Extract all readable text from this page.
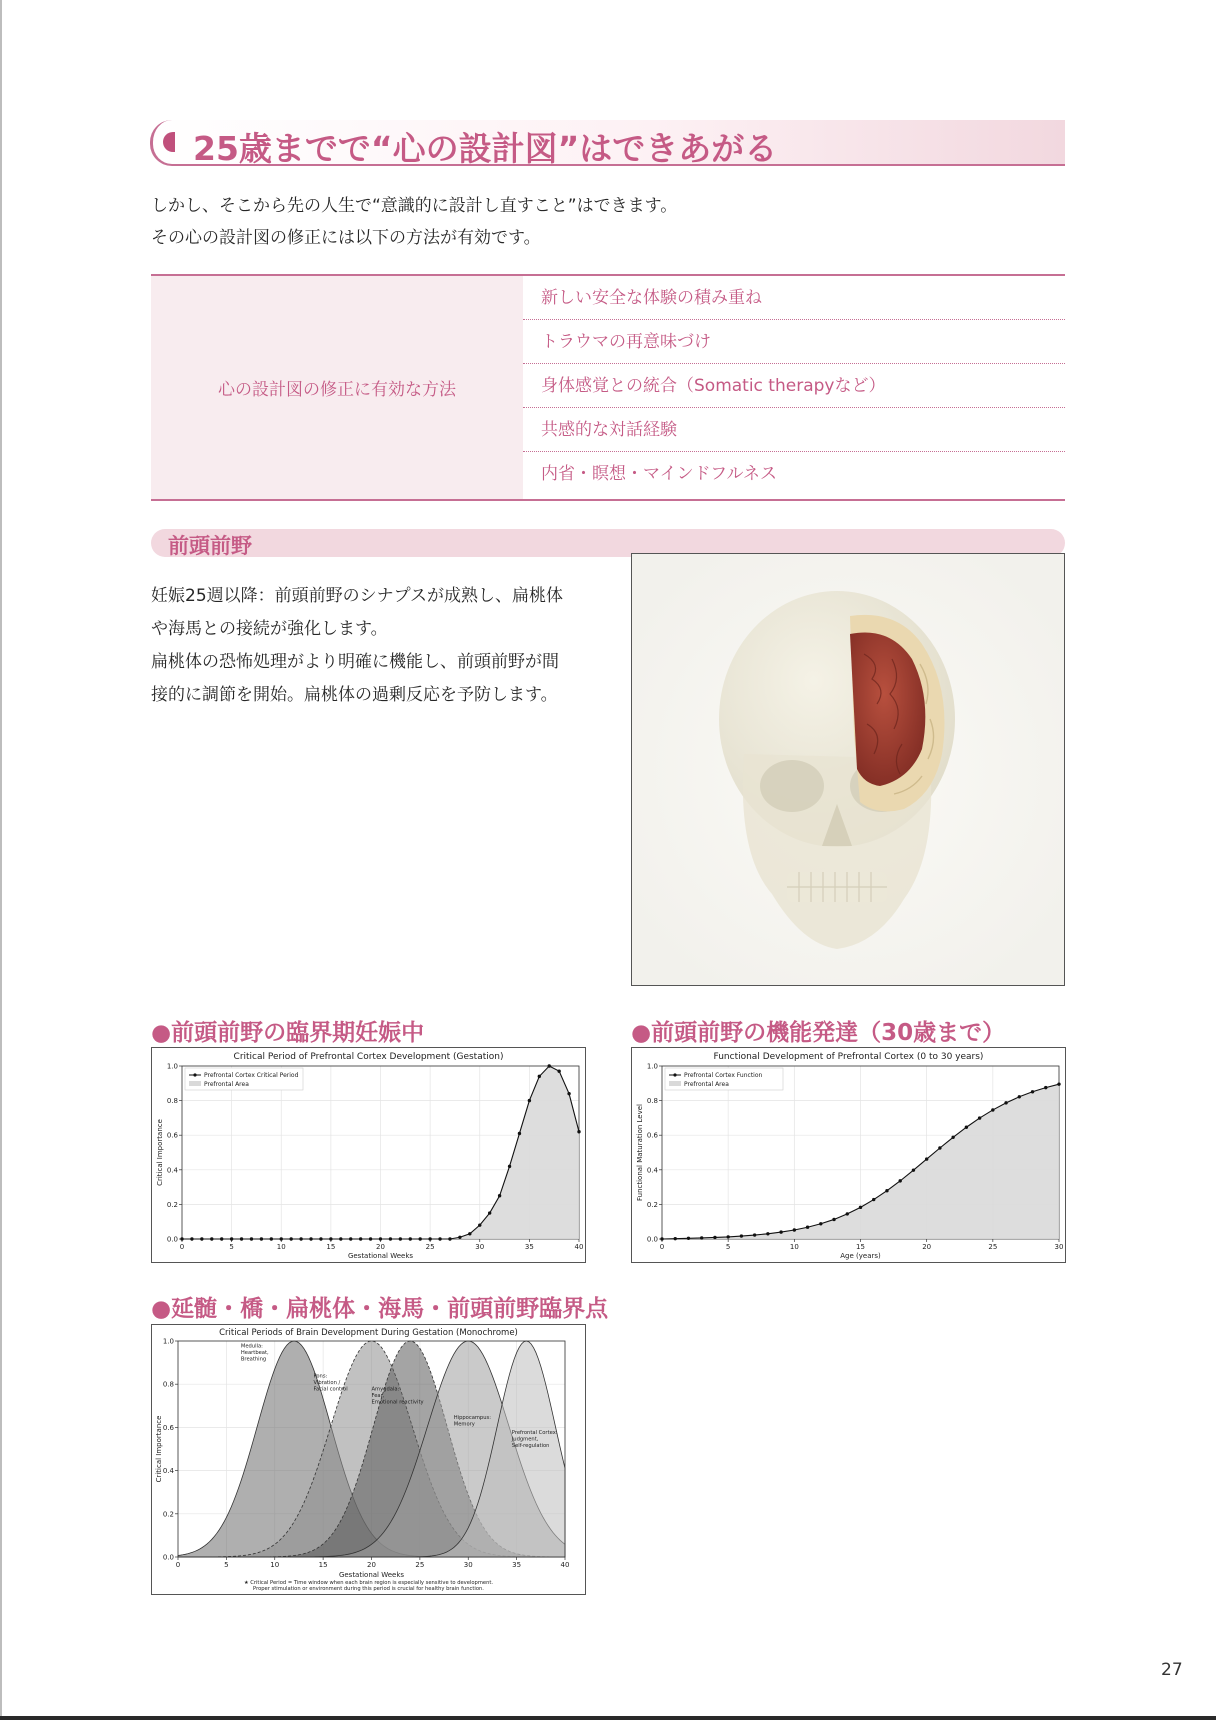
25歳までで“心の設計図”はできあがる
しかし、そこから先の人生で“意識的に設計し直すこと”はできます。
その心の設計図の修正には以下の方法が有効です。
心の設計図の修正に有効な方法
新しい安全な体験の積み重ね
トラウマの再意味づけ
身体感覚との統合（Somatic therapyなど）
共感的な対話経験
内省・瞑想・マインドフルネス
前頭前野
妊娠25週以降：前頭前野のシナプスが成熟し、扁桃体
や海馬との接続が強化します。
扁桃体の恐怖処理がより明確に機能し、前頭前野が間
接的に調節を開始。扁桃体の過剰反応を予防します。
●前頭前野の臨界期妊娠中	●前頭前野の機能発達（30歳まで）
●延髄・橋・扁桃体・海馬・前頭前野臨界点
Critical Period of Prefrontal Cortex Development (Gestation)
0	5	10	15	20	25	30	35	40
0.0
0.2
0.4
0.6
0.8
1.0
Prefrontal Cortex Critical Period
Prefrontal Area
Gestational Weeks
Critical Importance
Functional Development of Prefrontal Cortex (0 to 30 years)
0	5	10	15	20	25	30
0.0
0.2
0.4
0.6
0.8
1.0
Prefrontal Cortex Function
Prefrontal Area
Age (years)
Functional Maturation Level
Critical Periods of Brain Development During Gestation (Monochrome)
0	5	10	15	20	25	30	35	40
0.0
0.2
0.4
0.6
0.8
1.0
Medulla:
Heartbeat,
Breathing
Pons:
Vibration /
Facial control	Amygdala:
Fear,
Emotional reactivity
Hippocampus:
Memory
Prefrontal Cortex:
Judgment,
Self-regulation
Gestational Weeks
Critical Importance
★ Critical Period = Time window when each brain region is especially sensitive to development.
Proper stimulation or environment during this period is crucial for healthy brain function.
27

Requirements: Tally the lines of the records holding the word "years", then state only the tally.

Written solution: 2